-- BEGIN Records provided --
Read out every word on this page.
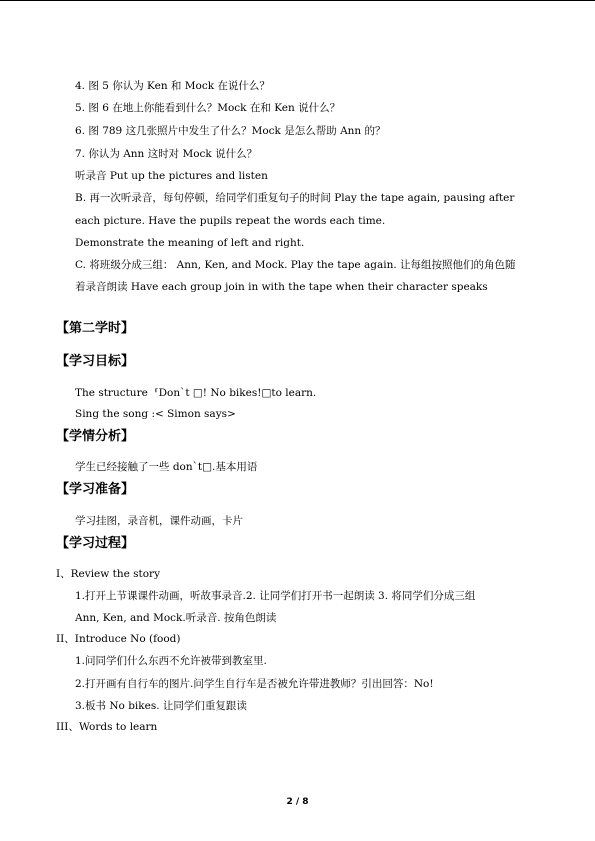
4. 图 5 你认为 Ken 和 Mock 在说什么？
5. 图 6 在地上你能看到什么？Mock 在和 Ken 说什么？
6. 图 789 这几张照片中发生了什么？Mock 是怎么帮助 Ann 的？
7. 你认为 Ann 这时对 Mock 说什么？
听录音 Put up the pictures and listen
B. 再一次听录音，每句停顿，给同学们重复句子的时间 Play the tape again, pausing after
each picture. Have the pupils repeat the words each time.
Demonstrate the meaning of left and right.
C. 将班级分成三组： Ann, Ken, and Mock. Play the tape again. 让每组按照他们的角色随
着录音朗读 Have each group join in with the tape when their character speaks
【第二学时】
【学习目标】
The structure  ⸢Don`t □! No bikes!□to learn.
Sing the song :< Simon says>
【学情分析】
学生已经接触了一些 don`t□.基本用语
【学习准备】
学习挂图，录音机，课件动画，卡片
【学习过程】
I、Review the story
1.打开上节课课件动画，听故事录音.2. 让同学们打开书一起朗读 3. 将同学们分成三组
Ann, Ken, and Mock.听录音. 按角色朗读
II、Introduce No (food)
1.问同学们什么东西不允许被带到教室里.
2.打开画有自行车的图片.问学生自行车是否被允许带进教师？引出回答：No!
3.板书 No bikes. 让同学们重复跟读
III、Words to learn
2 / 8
-- END Records provided --
• Task statement: Return the material word for word. Pictures are not part of the copy.

• Solution to the exercise:
Read out every word on this page.
4. 图 5 你认为 Ken 和 Mock 在说什么？
5. 图 6 在地上你能看到什么？Mock 在和 Ken 说什么？
6. 图 789 这几张照片中发生了什么？Mock 是怎么帮助 Ann 的？
7. 你认为 Ann 这时对 Mock 说什么？
听录音 Put up the pictures and listen
B. 再一次听录音，每句停顿，给同学们重复句子的时间 Play the tape again, pausing after
each picture. Have the pupils repeat the words each time.
Demonstrate the meaning of left and right.
C. 将班级分成三组： Ann, Ken, and Mock. Play the tape again. 让每组按照他们的角色随
着录音朗读 Have each group join in with the tape when their character speaks
【第二学时】
【学习目标】
The structure  ⸢Don`t □! No bikes!□to learn.
Sing the song :< Simon says>
【学情分析】
学生已经接触了一些 don`t□.基本用语
【学习准备】
学习挂图，录音机，课件动画，卡片
【学习过程】
I、Review the story
1.打开上节课课件动画，听故事录音.2. 让同学们打开书一起朗读 3. 将同学们分成三组
Ann, Ken, and Mock.听录音. 按角色朗读
II、Introduce No (food)
1.问同学们什么东西不允许被带到教室里.
2.打开画有自行车的图片.问学生自行车是否被允许带进教师？引出回答：No!
3.板书 No bikes. 让同学们重复跟读
III、Words to learn
2 / 8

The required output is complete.